» **Problem details**:
Copy all of the data below exactly as it is given.

» **Dataset entries**:
────
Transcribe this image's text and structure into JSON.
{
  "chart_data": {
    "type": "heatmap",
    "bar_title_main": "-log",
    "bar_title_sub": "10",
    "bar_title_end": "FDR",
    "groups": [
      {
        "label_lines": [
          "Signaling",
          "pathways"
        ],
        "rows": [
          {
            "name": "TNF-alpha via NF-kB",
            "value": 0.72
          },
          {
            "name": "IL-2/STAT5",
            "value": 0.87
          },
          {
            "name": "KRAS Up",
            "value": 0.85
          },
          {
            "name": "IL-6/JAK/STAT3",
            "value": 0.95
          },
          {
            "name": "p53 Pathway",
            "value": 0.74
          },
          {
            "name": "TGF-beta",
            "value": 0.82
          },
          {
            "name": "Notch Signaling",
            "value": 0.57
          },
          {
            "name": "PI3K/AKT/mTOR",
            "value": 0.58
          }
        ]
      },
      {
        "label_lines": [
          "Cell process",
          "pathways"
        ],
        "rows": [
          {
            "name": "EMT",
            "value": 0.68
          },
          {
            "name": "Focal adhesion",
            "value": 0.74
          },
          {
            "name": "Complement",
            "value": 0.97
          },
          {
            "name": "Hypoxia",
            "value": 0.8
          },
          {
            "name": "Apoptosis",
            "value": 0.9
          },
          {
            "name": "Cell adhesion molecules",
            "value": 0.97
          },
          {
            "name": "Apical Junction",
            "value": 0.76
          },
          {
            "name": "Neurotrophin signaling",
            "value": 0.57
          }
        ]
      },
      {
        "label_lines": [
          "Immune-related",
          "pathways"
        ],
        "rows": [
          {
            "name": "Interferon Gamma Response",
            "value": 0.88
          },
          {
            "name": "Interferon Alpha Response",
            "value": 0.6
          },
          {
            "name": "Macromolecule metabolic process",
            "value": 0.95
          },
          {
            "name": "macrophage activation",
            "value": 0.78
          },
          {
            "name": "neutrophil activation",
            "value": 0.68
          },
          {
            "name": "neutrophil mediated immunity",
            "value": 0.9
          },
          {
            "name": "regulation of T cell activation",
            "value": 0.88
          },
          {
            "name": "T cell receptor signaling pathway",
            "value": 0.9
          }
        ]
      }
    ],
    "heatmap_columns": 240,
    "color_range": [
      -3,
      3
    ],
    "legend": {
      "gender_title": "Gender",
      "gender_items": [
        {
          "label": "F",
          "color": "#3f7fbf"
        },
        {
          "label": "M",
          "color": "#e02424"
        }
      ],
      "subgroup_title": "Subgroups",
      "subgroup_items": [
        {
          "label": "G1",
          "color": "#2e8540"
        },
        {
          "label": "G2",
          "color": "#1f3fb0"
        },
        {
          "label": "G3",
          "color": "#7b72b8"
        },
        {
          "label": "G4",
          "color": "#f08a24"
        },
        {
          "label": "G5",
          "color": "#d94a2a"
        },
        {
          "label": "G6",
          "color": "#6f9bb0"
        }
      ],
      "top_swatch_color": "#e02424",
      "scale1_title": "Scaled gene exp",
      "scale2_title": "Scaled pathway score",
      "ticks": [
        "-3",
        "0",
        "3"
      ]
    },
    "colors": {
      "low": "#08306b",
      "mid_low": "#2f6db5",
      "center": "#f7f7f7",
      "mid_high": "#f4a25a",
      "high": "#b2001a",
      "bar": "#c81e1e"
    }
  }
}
────
» **Solution below**:
Transcribe this image's text and structure into JSON.
{
  "chart_data": {
    "type": "heatmap",
    "bar_title_main": "-log",
    "bar_title_sub": "10",
    "bar_title_end": "FDR",
    "groups": [
      {
        "label_lines": [
          "Signaling",
          "pathways"
        ],
        "rows": [
          {
            "name": "TNF-alpha via NF-kB",
            "value": 0.72
          },
          {
            "name": "IL-2/STAT5",
            "value": 0.87
          },
          {
            "name": "KRAS Up",
            "value": 0.85
          },
          {
            "name": "IL-6/JAK/STAT3",
            "value": 0.95
          },
          {
            "name": "p53 Pathway",
            "value": 0.74
          },
          {
            "name": "TGF-beta",
            "value": 0.82
          },
          {
            "name": "Notch Signaling",
            "value": 0.57
          },
          {
            "name": "PI3K/AKT/mTOR",
            "value": 0.58
          }
        ]
      },
      {
        "label_lines": [
          "Cell process",
          "pathways"
        ],
        "rows": [
          {
            "name": "EMT",
            "value": 0.68
          },
          {
            "name": "Focal adhesion",
            "value": 0.74
          },
          {
            "name": "Complement",
            "value": 0.97
          },
          {
            "name": "Hypoxia",
            "value": 0.8
          },
          {
            "name": "Apoptosis",
            "value": 0.9
          },
          {
            "name": "Cell adhesion molecules",
            "value": 0.97
          },
          {
            "name": "Apical Junction",
            "value": 0.76
          },
          {
            "name": "Neurotrophin signaling",
            "value": 0.57
          }
        ]
      },
      {
        "label_lines": [
          "Immune-related",
          "pathways"
        ],
        "rows": [
          {
            "name": "Interferon Gamma Response",
            "value": 0.88
          },
          {
            "name": "Interferon Alpha Response",
            "value": 0.6
          },
          {
            "name": "Macromolecule metabolic process",
            "value": 0.95
          },
          {
            "name": "macrophage activation",
            "value": 0.78
          },
          {
            "name": "neutrophil activation",
            "value": 0.68
          },
          {
            "name": "neutrophil mediated immunity",
            "value": 0.9
          },
          {
            "name": "regulation of T cell activation",
            "value": 0.88
          },
          {
            "name": "T cell receptor signaling pathway",
            "value": 0.9
          }
        ]
      }
    ],
    "heatmap_columns": 240,
    "color_range": [
      -3,
      3
    ],
    "legend": {
      "gender_title": "Gender",
      "gender_items": [
        {
          "label": "F",
          "color": "#3f7fbf"
        },
        {
          "label": "M",
          "color": "#e02424"
        }
      ],
      "subgroup_title": "Subgroups",
      "subgroup_items": [
        {
          "label": "G1",
          "color": "#2e8540"
        },
        {
          "label": "G2",
          "color": "#1f3fb0"
        },
        {
          "label": "G3",
          "color": "#7b72b8"
        },
        {
          "label": "G4",
          "color": "#f08a24"
        },
        {
          "label": "G5",
          "color": "#d94a2a"
        },
        {
          "label": "G6",
          "color": "#6f9bb0"
        }
      ],
      "top_swatch_color": "#e02424",
      "scale1_title": "Scaled gene exp",
      "scale2_title": "Scaled pathway score",
      "ticks": [
        "-3",
        "0",
        "3"
      ]
    },
    "colors": {
      "low": "#08306b",
      "mid_low": "#2f6db5",
      "center": "#f7f7f7",
      "mid_high": "#f4a25a",
      "high": "#b2001a",
      "bar": "#c81e1e"
    }
  }
}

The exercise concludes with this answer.